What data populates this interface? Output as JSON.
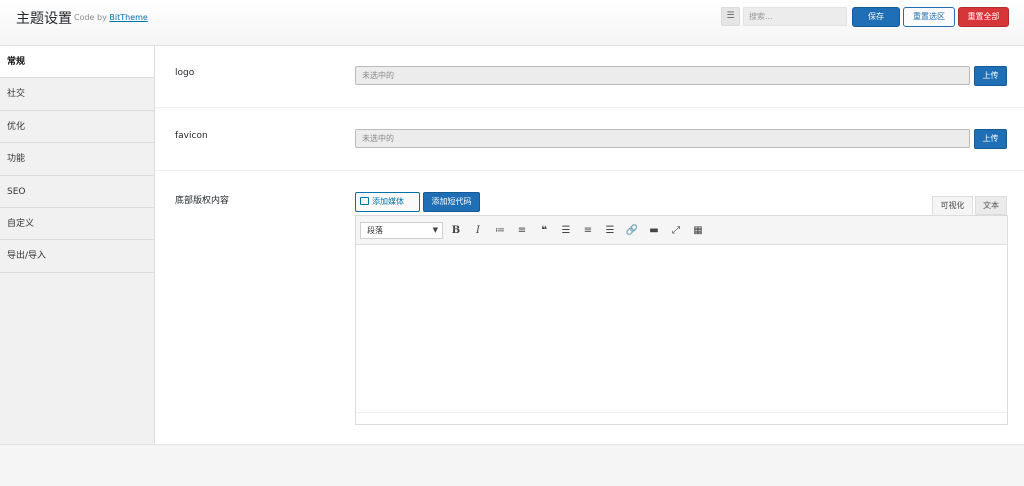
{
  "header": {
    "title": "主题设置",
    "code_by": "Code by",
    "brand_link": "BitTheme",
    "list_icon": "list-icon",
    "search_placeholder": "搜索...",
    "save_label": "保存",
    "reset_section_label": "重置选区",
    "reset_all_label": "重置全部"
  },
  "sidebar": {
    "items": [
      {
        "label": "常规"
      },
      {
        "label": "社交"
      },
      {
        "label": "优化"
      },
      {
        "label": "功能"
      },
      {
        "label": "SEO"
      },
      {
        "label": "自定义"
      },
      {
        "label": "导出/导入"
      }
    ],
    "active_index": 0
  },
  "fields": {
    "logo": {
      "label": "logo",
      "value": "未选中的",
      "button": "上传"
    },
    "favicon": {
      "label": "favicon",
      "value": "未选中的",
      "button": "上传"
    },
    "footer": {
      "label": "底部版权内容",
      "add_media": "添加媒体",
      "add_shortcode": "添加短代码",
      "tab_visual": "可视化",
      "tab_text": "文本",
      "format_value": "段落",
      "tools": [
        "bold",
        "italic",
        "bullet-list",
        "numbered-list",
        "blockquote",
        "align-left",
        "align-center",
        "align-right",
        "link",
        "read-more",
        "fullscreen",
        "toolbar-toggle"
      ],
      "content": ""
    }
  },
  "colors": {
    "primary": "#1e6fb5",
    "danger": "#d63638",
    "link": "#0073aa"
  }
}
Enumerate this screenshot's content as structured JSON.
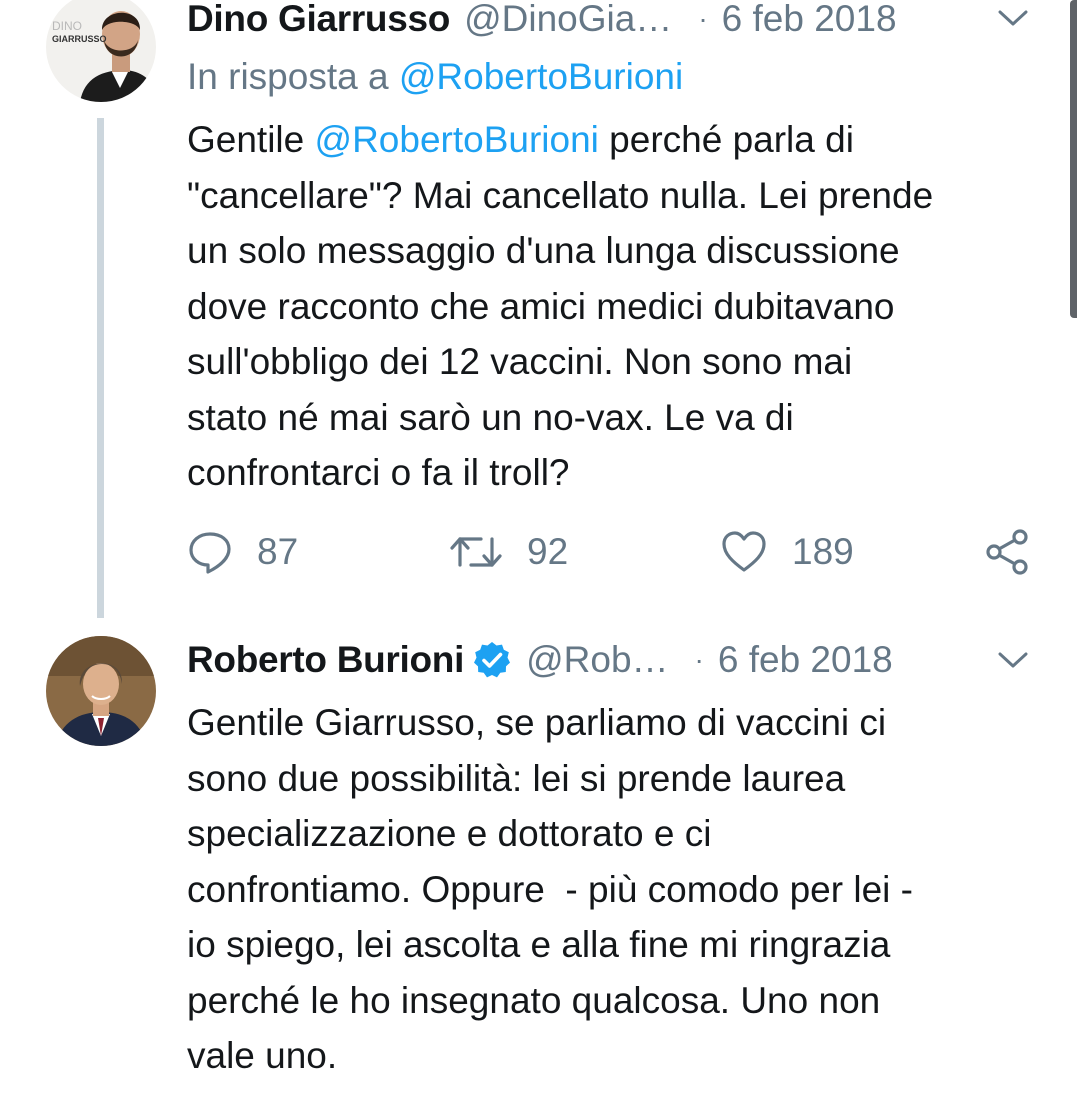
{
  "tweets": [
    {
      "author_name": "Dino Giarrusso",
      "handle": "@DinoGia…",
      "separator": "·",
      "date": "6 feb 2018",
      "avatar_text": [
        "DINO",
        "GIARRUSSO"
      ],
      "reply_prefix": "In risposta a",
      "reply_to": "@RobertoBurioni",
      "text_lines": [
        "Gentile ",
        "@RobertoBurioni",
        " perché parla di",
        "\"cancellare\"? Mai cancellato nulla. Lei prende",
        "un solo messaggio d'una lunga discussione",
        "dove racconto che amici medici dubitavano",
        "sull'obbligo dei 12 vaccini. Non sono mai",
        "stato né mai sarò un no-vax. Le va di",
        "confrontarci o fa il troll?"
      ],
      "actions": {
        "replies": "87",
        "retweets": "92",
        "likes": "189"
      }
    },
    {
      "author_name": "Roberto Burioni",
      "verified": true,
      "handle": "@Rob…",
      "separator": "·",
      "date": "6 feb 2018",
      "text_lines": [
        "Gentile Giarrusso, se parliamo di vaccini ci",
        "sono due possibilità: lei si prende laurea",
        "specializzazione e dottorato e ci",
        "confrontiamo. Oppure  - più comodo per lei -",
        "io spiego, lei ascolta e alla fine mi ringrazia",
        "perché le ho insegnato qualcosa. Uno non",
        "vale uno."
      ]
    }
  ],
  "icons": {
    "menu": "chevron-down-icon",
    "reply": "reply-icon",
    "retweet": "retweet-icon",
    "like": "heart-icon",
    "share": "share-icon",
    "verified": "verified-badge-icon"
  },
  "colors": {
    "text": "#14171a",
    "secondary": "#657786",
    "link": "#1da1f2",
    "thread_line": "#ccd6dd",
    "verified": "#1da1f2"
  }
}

Directive
Without the pictures, return the entries exactly as they appear.

Written response
What data populates this interface? Output as JSON.
{
  "header": {
    "title": "主题设置",
    "code_by": "Code by",
    "brand_link": "BitTheme",
    "list_icon": "list-icon",
    "search_placeholder": "搜索...",
    "save_label": "保存",
    "reset_section_label": "重置选区",
    "reset_all_label": "重置全部"
  },
  "sidebar": {
    "items": [
      {
        "label": "常规"
      },
      {
        "label": "社交"
      },
      {
        "label": "优化"
      },
      {
        "label": "功能"
      },
      {
        "label": "SEO"
      },
      {
        "label": "自定义"
      },
      {
        "label": "导出/导入"
      }
    ],
    "active_index": 0
  },
  "fields": {
    "logo": {
      "label": "logo",
      "value": "未选中的",
      "button": "上传"
    },
    "favicon": {
      "label": "favicon",
      "value": "未选中的",
      "button": "上传"
    },
    "footer": {
      "label": "底部版权内容",
      "add_media": "添加媒体",
      "add_shortcode": "添加短代码",
      "tab_visual": "可视化",
      "tab_text": "文本",
      "format_value": "段落",
      "tools": [
        "bold",
        "italic",
        "bullet-list",
        "numbered-list",
        "blockquote",
        "align-left",
        "align-center",
        "align-right",
        "link",
        "read-more",
        "fullscreen",
        "toolbar-toggle"
      ],
      "content": ""
    }
  },
  "colors": {
    "primary": "#1e6fb5",
    "danger": "#d63638",
    "link": "#0073aa"
  }
}
Enumerate this screenshot's content as structured JSON.
{
  "tweets": [
    {
      "author_name": "Dino Giarrusso",
      "handle": "@DinoGia…",
      "separator": "·",
      "date": "6 feb 2018",
      "avatar_text": [
        "DINO",
        "GIARRUSSO"
      ],
      "reply_prefix": "In risposta a",
      "reply_to": "@RobertoBurioni",
      "text_lines": [
        "Gentile ",
        "@RobertoBurioni",
        " perché parla di",
        "\"cancellare\"? Mai cancellato nulla. Lei prende",
        "un solo messaggio d'una lunga discussione",
        "dove racconto che amici medici dubitavano",
        "sull'obbligo dei 12 vaccini. Non sono mai",
        "stato né mai sarò un no-vax. Le va di",
        "confrontarci o fa il troll?"
      ],
      "actions": {
        "replies": "87",
        "retweets": "92",
        "likes": "189"
      }
    },
    {
      "author_name": "Roberto Burioni",
      "verified": true,
      "handle": "@Rob…",
      "separator": "·",
      "date": "6 feb 2018",
      "text_lines": [
        "Gentile Giarrusso, se parliamo di vaccini ci",
        "sono due possibilità: lei si prende laurea",
        "specializzazione e dottorato e ci",
        "confrontiamo. Oppure  - più comodo per lei -",
        "io spiego, lei ascolta e alla fine mi ringrazia",
        "perché le ho insegnato qualcosa. Uno non",
        "vale uno."
      ]
    }
  ],
  "icons": {
    "menu": "chevron-down-icon",
    "reply": "reply-icon",
    "retweet": "retweet-icon",
    "like": "heart-icon",
    "share": "share-icon",
    "verified": "verified-badge-icon"
  },
  "colors": {
    "text": "#14171a",
    "secondary": "#657786",
    "link": "#1da1f2",
    "thread_line": "#ccd6dd",
    "verified": "#1da1f2"
  }
}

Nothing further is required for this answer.